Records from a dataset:

::::::

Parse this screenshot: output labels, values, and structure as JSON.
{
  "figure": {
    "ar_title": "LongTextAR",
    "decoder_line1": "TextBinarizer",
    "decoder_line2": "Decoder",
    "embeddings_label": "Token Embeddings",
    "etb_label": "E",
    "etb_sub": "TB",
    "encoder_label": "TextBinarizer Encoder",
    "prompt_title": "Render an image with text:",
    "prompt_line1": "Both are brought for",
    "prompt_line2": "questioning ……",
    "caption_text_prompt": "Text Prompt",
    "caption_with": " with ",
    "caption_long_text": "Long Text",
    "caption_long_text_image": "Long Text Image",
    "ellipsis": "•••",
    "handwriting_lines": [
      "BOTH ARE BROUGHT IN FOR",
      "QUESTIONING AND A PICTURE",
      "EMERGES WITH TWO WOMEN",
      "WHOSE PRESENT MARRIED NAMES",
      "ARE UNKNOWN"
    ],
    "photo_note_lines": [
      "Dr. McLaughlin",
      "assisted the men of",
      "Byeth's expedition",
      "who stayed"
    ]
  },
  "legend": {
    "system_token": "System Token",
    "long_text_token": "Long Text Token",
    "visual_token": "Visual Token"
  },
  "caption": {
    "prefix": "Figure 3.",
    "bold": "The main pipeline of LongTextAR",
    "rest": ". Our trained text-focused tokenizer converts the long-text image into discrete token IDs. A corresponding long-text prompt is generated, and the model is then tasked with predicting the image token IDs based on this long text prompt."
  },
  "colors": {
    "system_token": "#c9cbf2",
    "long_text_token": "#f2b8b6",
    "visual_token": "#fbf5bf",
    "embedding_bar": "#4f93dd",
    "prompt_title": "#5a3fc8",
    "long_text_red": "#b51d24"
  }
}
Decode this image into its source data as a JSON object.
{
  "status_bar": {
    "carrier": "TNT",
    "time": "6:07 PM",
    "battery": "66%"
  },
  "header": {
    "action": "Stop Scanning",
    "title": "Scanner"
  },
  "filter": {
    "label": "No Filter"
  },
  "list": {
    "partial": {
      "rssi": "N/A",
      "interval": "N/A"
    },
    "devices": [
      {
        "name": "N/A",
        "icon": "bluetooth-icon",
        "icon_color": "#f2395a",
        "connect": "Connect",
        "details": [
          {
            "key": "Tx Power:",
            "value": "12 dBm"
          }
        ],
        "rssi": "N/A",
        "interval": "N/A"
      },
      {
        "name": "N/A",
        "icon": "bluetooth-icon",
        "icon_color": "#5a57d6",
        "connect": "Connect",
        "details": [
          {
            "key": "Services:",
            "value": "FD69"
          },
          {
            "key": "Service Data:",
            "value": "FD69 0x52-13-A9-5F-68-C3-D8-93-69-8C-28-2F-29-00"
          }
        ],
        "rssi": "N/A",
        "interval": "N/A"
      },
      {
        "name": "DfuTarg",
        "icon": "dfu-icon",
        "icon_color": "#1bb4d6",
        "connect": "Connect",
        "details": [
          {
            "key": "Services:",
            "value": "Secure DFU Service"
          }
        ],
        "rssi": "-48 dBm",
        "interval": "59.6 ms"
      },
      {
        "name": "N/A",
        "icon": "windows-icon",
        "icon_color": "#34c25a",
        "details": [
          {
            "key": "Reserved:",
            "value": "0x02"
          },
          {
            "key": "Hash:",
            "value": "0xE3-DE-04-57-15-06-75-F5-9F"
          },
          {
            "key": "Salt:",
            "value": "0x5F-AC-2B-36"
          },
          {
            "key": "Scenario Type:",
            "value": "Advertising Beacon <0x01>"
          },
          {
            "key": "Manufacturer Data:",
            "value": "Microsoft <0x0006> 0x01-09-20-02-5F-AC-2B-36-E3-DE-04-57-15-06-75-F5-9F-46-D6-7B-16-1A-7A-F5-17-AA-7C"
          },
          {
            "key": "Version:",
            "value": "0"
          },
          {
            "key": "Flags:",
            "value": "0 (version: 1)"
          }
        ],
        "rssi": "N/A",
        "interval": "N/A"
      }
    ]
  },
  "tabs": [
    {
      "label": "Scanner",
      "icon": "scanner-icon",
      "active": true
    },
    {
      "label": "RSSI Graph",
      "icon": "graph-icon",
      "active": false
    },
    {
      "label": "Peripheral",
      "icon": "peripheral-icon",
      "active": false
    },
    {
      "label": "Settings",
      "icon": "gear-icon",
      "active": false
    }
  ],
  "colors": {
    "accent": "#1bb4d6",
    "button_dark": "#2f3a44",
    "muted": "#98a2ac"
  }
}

::::::

**Stated exercise:** Copy out the whole listing, exactly as written.

**Response to this exercise:**
Parse this screenshot: output labels, values, and structure as JSON.
{
  "figure": {
    "ar_title": "LongTextAR",
    "decoder_line1": "TextBinarizer",
    "decoder_line2": "Decoder",
    "embeddings_label": "Token Embeddings",
    "etb_label": "E",
    "etb_sub": "TB",
    "encoder_label": "TextBinarizer Encoder",
    "prompt_title": "Render an image with text:",
    "prompt_line1": "Both are brought for",
    "prompt_line2": "questioning ……",
    "caption_text_prompt": "Text Prompt",
    "caption_with": " with ",
    "caption_long_text": "Long Text",
    "caption_long_text_image": "Long Text Image",
    "ellipsis": "•••",
    "handwriting_lines": [
      "BOTH ARE BROUGHT IN FOR",
      "QUESTIONING AND A PICTURE",
      "EMERGES WITH TWO WOMEN",
      "WHOSE PRESENT MARRIED NAMES",
      "ARE UNKNOWN"
    ],
    "photo_note_lines": [
      "Dr. McLaughlin",
      "assisted the men of",
      "Byeth's expedition",
      "who stayed"
    ]
  },
  "legend": {
    "system_token": "System Token",
    "long_text_token": "Long Text Token",
    "visual_token": "Visual Token"
  },
  "caption": {
    "prefix": "Figure 3.",
    "bold": "The main pipeline of LongTextAR",
    "rest": ". Our trained text-focused tokenizer converts the long-text image into discrete token IDs. A corresponding long-text prompt is generated, and the model is then tasked with predicting the image token IDs based on this long text prompt."
  },
  "colors": {
    "system_token": "#c9cbf2",
    "long_text_token": "#f2b8b6",
    "visual_token": "#fbf5bf",
    "embedding_bar": "#4f93dd",
    "prompt_title": "#5a3fc8",
    "long_text_red": "#b51d24"
  }
}
Decode this image into its source data as a JSON object.
{
  "status_bar": {
    "carrier": "TNT",
    "time": "6:07 PM",
    "battery": "66%"
  },
  "header": {
    "action": "Stop Scanning",
    "title": "Scanner"
  },
  "filter": {
    "label": "No Filter"
  },
  "list": {
    "partial": {
      "rssi": "N/A",
      "interval": "N/A"
    },
    "devices": [
      {
        "name": "N/A",
        "icon": "bluetooth-icon",
        "icon_color": "#f2395a",
        "connect": "Connect",
        "details": [
          {
            "key": "Tx Power:",
            "value": "12 dBm"
          }
        ],
        "rssi": "N/A",
        "interval": "N/A"
      },
      {
        "name": "N/A",
        "icon": "bluetooth-icon",
        "icon_color": "#5a57d6",
        "connect": "Connect",
        "details": [
          {
            "key": "Services:",
            "value": "FD69"
          },
          {
            "key": "Service Data:",
            "value": "FD69 0x52-13-A9-5F-68-C3-D8-93-69-8C-28-2F-29-00"
          }
        ],
        "rssi": "N/A",
        "interval": "N/A"
      },
      {
        "name": "DfuTarg",
        "icon": "dfu-icon",
        "icon_color": "#1bb4d6",
        "connect": "Connect",
        "details": [
          {
            "key": "Services:",
            "value": "Secure DFU Service"
          }
        ],
        "rssi": "-48 dBm",
        "interval": "59.6 ms"
      },
      {
        "name": "N/A",
        "icon": "windows-icon",
        "icon_color": "#34c25a",
        "details": [
          {
            "key": "Reserved:",
            "value": "0x02"
          },
          {
            "key": "Hash:",
            "value": "0xE3-DE-04-57-15-06-75-F5-9F"
          },
          {
            "key": "Salt:",
            "value": "0x5F-AC-2B-36"
          },
          {
            "key": "Scenario Type:",
            "value": "Advertising Beacon <0x01>"
          },
          {
            "key": "Manufacturer Data:",
            "value": "Microsoft <0x0006> 0x01-09-20-02-5F-AC-2B-36-E3-DE-04-57-15-06-75-F5-9F-46-D6-7B-16-1A-7A-F5-17-AA-7C"
          },
          {
            "key": "Version:",
            "value": "0"
          },
          {
            "key": "Flags:",
            "value": "0 (version: 1)"
          }
        ],
        "rssi": "N/A",
        "interval": "N/A"
      }
    ]
  },
  "tabs": [
    {
      "label": "Scanner",
      "icon": "scanner-icon",
      "active": true
    },
    {
      "label": "RSSI Graph",
      "icon": "graph-icon",
      "active": false
    },
    {
      "label": "Peripheral",
      "icon": "peripheral-icon",
      "active": false
    },
    {
      "label": "Settings",
      "icon": "gear-icon",
      "active": false
    }
  ],
  "colors": {
    "accent": "#1bb4d6",
    "button_dark": "#2f3a44",
    "muted": "#98a2ac"
  }
}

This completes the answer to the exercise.